[start Provided information]
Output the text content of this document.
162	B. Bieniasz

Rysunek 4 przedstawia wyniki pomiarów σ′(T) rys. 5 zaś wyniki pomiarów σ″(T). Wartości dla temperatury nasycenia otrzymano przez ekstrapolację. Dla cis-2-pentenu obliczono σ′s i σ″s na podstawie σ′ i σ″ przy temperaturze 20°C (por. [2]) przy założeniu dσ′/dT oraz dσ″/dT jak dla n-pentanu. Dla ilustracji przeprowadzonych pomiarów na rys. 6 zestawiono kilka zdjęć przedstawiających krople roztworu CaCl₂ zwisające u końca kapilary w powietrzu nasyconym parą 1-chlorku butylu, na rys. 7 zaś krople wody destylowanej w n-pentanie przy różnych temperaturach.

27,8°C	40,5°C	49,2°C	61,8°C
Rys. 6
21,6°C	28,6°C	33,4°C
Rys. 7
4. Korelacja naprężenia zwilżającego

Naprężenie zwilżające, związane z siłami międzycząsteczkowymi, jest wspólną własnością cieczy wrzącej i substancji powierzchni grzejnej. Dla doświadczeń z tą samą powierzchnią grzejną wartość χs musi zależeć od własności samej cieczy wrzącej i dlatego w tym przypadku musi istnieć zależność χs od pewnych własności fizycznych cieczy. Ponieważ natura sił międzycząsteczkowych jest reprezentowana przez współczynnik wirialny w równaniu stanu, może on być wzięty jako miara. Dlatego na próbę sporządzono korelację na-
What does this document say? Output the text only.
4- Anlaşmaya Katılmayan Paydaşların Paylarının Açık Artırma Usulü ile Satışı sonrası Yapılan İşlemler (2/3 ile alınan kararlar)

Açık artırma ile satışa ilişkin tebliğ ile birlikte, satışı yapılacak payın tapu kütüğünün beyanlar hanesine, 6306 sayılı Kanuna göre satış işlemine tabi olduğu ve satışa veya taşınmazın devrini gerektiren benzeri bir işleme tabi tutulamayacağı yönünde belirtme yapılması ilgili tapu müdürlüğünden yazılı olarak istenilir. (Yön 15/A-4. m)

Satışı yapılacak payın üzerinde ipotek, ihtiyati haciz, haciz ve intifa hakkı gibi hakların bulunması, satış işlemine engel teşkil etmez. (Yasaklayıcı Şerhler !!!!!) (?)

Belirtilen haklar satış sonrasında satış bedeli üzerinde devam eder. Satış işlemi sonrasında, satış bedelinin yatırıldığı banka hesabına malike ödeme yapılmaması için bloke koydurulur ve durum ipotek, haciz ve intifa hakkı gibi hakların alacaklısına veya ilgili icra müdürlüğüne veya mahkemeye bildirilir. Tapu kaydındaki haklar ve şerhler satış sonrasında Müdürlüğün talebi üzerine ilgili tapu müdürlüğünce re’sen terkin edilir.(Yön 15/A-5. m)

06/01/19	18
[end Provided information]
> **Work to be completed**
Using the listing above, locate the lines that hold "text" and copy each one.

> **The answer**
Output the text content of this document.
What does this document say? Output the text only.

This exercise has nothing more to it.